**Set exercise**: Look below and pull out each line with the word "color".

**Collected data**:

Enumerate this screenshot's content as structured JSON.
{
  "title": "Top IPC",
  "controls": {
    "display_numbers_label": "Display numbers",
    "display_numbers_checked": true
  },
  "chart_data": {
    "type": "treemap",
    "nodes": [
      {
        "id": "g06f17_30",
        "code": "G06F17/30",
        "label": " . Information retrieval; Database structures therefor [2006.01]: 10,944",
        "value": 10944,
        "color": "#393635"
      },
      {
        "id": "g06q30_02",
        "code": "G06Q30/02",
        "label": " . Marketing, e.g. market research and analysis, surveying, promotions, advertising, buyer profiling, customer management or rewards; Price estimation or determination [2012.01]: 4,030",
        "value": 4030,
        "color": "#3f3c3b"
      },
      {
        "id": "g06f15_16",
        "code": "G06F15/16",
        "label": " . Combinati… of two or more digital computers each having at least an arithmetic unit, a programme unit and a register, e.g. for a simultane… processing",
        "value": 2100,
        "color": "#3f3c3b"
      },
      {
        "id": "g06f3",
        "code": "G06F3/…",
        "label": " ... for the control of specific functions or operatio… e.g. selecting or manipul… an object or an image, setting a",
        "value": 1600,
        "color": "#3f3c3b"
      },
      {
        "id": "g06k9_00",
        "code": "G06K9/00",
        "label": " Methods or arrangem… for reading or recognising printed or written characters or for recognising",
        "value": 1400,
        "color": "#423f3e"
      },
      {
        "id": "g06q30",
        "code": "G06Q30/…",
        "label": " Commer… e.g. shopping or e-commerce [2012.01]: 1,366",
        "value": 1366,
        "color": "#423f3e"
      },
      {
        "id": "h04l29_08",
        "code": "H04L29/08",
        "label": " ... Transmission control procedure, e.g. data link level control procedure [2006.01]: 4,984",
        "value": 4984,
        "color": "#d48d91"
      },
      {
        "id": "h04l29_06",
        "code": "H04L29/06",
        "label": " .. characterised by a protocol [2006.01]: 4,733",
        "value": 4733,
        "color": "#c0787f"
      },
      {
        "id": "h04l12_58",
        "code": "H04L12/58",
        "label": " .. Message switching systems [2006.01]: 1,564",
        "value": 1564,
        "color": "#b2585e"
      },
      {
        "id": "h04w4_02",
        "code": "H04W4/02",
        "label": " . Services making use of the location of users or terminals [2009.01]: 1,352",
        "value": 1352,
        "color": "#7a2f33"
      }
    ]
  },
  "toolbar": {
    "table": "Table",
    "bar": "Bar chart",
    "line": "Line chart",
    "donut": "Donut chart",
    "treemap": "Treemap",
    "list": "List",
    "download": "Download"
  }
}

**Solution to this exercise**:
        "color": "#393635"
        "color": "#3f3c3b"
        "color": "#3f3c3b"
        "color": "#3f3c3b"
        "color": "#423f3e"
        "color": "#423f3e"
        "color": "#d48d91"
        "color": "#c0787f"
        "color": "#b2585e"
        "color": "#7a2f33"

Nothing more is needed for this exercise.